§ **Exercise details**
Records follow. Copy every line with "icon".

——

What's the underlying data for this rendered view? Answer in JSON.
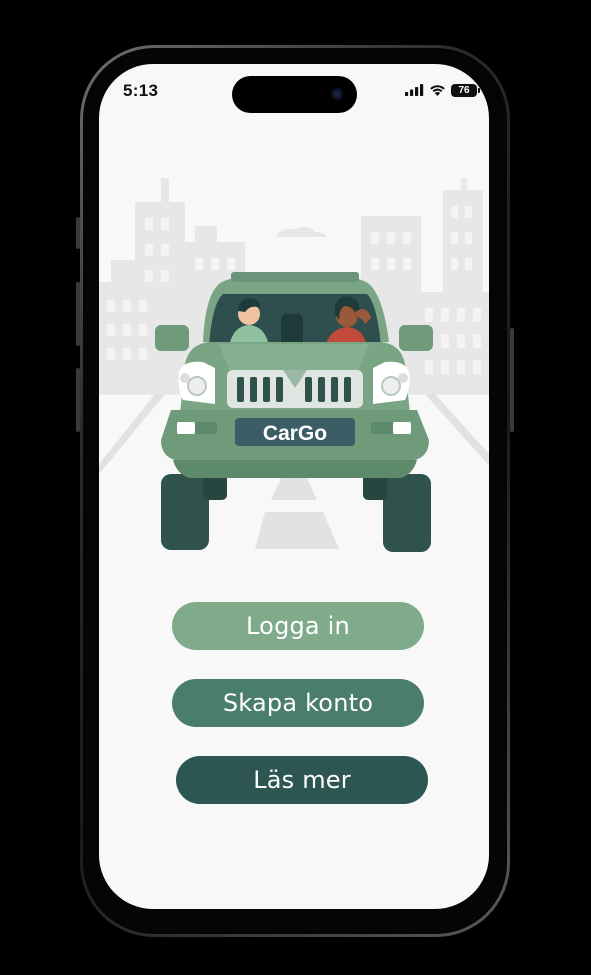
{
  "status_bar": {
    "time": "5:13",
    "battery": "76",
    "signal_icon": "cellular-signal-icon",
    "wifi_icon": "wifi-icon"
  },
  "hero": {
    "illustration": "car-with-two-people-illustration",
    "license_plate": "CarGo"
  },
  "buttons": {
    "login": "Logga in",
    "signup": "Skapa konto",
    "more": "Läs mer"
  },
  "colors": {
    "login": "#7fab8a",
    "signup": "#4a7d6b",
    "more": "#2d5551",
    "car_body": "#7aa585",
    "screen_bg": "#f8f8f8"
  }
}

——

§ **Task output**
    "signal_icon": "cellular-signal-icon",
    "wifi_icon": "wifi-icon"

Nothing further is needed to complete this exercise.